Locate and copy each line in the data that contains the word "Poznámka".
begin
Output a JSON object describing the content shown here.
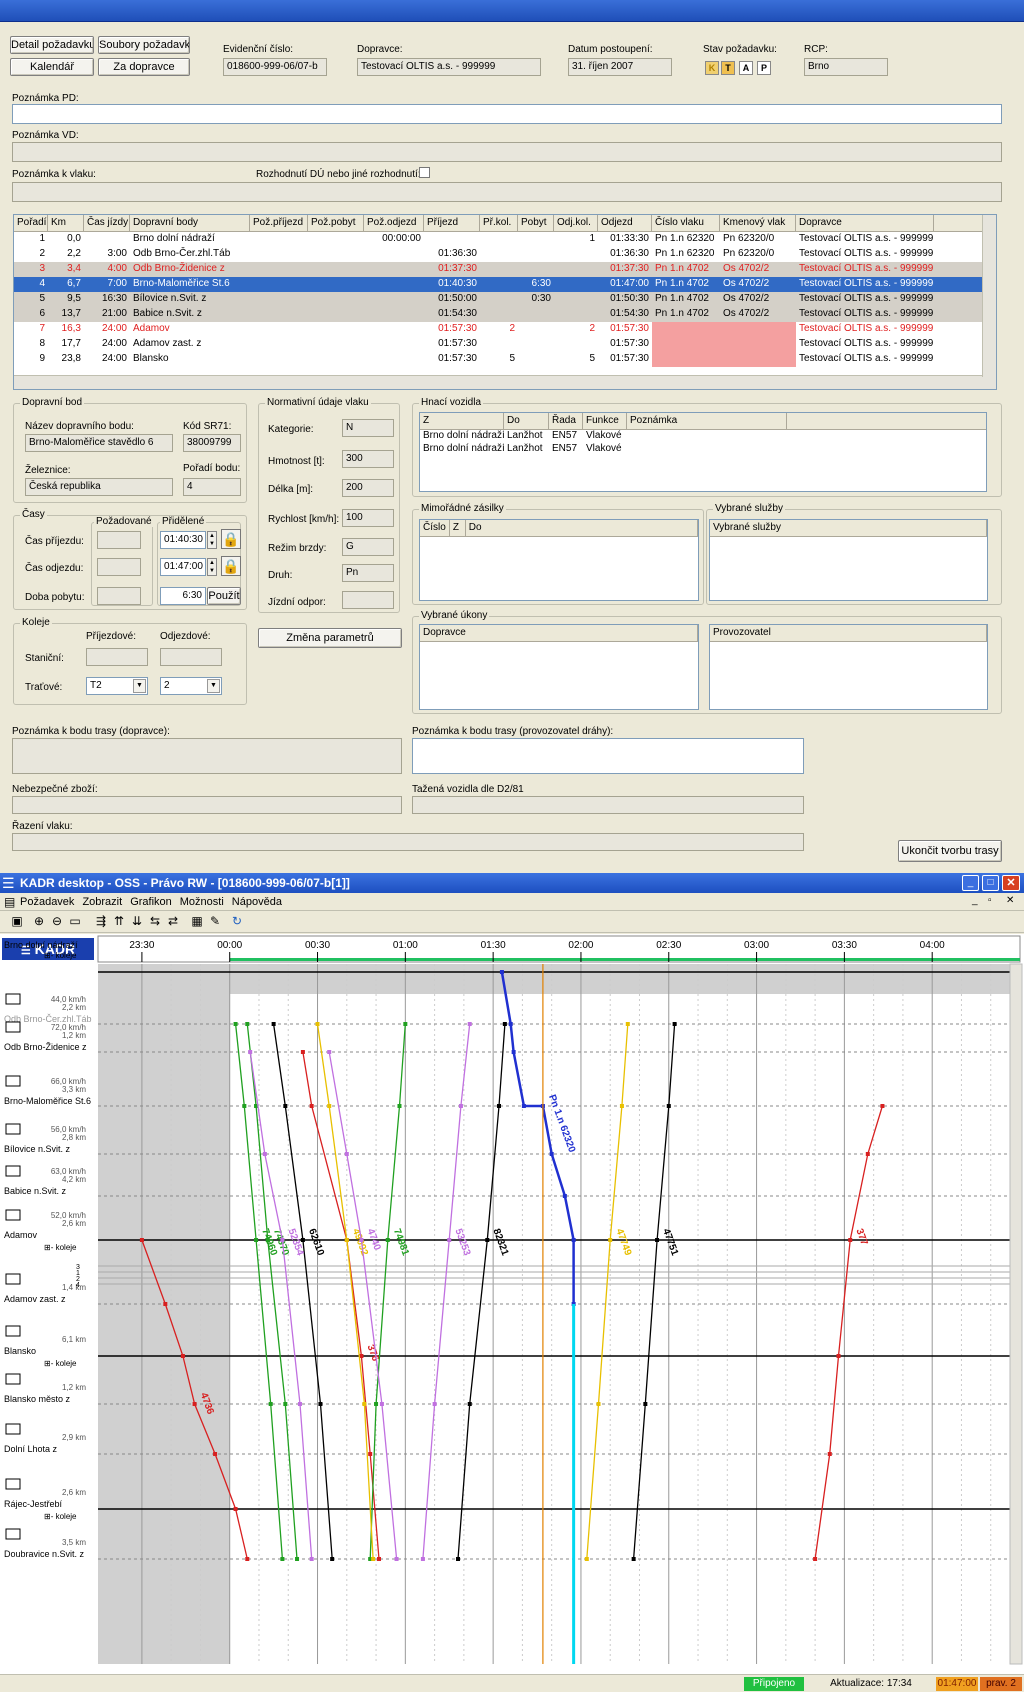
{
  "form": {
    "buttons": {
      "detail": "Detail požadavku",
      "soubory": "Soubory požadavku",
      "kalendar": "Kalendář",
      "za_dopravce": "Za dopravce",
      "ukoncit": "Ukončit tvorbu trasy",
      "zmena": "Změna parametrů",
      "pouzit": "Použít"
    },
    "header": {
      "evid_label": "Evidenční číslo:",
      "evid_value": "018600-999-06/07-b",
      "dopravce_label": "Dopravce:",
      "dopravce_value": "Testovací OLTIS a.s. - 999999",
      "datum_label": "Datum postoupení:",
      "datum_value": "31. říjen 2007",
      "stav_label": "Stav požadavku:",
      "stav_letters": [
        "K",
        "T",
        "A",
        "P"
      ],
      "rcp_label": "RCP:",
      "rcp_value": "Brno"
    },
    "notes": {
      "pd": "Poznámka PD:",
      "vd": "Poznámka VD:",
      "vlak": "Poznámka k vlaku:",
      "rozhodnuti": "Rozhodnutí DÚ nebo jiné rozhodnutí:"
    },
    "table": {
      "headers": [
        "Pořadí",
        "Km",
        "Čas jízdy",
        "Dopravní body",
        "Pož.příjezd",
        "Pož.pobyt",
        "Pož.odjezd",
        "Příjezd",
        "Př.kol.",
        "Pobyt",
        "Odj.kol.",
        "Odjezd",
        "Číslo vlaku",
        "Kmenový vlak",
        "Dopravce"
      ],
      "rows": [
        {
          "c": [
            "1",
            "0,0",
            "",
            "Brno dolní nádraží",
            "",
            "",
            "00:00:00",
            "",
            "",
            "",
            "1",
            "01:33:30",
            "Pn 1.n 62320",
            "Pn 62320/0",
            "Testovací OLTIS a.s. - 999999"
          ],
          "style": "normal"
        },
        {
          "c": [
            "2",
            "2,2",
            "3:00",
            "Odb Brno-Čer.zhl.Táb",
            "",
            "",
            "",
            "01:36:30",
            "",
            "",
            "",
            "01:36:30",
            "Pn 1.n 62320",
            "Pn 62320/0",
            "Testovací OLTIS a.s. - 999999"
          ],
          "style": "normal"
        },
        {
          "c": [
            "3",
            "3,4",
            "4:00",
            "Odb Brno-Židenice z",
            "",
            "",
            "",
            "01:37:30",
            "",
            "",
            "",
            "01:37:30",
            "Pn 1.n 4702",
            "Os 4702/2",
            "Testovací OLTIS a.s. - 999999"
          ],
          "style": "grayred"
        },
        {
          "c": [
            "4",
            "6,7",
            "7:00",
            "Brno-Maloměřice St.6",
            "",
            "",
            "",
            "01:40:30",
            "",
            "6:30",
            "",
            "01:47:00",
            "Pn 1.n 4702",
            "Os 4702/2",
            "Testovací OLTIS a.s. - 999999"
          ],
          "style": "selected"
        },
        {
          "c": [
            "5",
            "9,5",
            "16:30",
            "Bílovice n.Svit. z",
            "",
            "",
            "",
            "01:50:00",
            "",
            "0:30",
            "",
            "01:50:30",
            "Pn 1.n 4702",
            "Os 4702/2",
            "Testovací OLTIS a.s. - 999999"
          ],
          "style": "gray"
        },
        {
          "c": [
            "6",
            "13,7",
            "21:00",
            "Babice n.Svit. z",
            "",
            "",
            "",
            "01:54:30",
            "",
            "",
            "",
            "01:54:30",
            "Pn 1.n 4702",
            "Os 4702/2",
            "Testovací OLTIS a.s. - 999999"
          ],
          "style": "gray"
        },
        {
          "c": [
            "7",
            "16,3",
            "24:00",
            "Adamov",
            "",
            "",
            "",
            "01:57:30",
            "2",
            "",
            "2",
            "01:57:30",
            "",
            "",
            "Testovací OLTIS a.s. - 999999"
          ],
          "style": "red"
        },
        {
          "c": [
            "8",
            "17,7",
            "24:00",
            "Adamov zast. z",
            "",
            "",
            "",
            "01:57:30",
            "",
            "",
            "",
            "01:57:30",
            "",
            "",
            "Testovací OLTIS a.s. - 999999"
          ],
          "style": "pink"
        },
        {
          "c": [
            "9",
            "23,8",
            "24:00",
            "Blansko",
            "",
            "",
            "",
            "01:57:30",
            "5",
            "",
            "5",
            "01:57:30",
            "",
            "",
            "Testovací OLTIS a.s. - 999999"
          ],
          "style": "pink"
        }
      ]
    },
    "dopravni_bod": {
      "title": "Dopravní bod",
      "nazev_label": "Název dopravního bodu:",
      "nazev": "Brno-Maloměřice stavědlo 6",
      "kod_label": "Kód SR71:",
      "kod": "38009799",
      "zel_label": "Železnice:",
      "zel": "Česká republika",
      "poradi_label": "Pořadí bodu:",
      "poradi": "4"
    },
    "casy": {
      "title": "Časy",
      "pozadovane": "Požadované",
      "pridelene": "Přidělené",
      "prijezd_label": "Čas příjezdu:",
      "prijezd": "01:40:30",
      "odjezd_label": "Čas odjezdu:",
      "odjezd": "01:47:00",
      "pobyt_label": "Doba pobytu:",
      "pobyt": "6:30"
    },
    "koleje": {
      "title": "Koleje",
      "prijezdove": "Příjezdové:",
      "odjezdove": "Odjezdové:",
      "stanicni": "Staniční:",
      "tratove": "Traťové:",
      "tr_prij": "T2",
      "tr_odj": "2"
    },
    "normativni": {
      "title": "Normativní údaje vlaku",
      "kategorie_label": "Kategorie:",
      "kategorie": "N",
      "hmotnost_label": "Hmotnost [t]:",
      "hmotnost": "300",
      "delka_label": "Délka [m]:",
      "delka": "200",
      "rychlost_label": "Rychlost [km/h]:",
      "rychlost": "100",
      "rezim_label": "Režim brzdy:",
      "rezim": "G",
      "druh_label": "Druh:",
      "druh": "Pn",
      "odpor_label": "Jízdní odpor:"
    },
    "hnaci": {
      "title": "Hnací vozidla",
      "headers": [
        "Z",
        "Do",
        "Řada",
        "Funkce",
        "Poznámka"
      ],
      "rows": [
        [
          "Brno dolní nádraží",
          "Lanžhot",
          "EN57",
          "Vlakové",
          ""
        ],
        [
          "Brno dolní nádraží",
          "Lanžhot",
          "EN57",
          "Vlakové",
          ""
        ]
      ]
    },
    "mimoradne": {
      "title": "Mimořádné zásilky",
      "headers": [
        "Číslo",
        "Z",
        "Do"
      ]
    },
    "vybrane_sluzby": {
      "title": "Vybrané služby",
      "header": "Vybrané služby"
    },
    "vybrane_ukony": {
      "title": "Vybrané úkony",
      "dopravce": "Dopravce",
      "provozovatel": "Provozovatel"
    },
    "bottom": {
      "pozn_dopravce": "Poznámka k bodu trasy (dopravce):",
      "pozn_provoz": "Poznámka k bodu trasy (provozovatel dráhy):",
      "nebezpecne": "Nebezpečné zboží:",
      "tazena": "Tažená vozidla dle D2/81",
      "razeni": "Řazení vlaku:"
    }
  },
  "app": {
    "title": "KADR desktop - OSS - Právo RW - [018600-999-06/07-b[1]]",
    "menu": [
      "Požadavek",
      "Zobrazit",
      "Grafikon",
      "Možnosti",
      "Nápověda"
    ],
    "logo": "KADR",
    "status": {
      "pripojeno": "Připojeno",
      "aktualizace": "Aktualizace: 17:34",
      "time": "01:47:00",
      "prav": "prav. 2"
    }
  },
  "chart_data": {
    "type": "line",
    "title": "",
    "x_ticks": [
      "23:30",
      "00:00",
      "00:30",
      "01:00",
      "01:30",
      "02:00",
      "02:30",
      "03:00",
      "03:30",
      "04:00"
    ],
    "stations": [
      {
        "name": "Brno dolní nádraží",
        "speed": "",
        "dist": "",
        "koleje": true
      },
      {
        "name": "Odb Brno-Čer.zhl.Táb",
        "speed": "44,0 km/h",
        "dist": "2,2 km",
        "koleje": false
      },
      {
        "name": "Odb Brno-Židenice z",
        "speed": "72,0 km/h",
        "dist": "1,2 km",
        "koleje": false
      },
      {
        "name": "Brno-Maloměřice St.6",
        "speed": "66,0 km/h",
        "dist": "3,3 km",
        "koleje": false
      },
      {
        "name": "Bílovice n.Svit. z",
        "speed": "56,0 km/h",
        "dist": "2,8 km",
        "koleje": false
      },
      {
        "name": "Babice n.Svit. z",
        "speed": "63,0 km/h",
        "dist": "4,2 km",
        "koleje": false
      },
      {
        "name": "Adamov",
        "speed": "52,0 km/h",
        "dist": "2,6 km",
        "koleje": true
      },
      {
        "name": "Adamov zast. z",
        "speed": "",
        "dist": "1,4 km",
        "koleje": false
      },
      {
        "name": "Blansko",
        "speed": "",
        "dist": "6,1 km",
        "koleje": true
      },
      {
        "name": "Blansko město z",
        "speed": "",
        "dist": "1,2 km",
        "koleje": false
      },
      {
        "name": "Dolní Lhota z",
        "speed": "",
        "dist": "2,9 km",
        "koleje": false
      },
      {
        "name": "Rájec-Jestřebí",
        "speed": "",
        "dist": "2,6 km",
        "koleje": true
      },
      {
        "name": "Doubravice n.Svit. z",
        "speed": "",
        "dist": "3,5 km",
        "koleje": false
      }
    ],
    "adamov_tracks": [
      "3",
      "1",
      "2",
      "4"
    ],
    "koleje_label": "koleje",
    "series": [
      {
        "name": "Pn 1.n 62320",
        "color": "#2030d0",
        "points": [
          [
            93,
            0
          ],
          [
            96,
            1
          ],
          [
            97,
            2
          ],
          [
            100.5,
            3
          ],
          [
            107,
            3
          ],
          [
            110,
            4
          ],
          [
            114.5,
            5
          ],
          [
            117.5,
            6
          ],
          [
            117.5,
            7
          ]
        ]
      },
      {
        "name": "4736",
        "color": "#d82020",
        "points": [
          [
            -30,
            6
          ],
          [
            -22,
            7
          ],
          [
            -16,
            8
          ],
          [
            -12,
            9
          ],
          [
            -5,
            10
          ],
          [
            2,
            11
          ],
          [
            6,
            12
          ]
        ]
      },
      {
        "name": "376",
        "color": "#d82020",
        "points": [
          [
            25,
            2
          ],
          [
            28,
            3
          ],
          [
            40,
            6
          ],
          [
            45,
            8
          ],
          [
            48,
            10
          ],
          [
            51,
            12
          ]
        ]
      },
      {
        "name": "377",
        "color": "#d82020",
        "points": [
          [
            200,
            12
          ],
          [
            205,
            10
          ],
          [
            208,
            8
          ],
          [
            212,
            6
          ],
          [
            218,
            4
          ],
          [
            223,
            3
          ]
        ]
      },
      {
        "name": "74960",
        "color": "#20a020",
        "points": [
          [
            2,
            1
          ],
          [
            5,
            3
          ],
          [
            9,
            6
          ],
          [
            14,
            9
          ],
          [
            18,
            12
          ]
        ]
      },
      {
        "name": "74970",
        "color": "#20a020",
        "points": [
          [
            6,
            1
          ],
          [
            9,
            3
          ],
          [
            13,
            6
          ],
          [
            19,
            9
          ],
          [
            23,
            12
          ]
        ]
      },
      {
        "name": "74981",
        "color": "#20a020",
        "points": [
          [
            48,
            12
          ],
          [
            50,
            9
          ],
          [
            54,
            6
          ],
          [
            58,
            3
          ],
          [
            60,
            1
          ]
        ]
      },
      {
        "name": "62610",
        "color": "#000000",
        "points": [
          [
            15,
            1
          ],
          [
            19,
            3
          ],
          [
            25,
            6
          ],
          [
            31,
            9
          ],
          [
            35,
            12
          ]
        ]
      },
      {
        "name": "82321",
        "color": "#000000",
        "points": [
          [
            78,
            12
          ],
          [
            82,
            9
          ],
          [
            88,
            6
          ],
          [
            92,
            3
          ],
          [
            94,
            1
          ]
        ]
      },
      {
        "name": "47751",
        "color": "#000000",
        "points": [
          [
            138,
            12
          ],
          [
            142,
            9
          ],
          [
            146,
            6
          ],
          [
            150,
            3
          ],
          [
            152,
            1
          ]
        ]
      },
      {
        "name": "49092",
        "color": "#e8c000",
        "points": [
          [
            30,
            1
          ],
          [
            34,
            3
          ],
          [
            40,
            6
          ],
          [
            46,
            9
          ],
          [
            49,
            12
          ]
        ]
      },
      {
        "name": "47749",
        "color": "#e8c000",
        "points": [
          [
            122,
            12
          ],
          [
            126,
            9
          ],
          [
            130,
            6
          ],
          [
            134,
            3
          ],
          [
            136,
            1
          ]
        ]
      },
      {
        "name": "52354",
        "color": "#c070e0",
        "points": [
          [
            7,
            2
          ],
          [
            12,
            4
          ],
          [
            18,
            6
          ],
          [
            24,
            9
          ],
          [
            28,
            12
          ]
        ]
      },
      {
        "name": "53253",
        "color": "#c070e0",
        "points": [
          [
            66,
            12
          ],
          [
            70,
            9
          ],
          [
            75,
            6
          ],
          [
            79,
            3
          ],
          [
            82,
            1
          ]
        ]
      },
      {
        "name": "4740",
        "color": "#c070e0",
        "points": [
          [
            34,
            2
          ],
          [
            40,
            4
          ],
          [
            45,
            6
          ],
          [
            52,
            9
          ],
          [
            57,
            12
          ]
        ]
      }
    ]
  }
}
end
- **EXERCISE OUTPUT**:
      "pd": "Poznámka PD:",
      "vd": "Poznámka VD:",
      "vlak": "Poznámka k vlaku:",
        "Poznámka"
      "pozn_dopravce": "Poznámka k bodu trasy (dopravce):",
      "pozn_provoz": "Poznámka k bodu trasy (provozovatel dráhy):",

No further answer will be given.